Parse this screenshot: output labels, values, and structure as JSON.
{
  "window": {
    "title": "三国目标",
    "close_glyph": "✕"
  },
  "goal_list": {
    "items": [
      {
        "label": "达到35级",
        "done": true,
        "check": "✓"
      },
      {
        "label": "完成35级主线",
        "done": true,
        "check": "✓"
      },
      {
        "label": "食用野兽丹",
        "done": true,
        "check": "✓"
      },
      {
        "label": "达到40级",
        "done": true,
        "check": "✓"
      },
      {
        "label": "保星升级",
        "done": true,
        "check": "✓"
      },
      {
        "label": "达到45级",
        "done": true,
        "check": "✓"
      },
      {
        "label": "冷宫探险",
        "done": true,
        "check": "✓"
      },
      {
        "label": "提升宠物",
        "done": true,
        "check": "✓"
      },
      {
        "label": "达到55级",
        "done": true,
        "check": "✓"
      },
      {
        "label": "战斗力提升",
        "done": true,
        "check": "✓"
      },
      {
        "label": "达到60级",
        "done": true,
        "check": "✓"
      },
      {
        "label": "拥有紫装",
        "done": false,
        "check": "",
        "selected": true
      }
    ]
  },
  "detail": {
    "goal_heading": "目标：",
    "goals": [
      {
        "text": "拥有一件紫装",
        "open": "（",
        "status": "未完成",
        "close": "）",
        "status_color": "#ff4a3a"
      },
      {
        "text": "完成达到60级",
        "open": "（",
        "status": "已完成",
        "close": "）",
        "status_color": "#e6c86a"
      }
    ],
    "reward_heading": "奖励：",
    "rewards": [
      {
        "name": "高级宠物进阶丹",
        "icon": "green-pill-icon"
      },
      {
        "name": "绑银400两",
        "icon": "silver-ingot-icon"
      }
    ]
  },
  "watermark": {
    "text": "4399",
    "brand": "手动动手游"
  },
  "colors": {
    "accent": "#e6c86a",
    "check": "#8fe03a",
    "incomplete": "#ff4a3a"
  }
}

#####

§ What is asked
Return every line above in which the string "icon" occurs.

§ Result below
        "icon": "green-pill-icon"
        "icon": "silver-ingot-icon"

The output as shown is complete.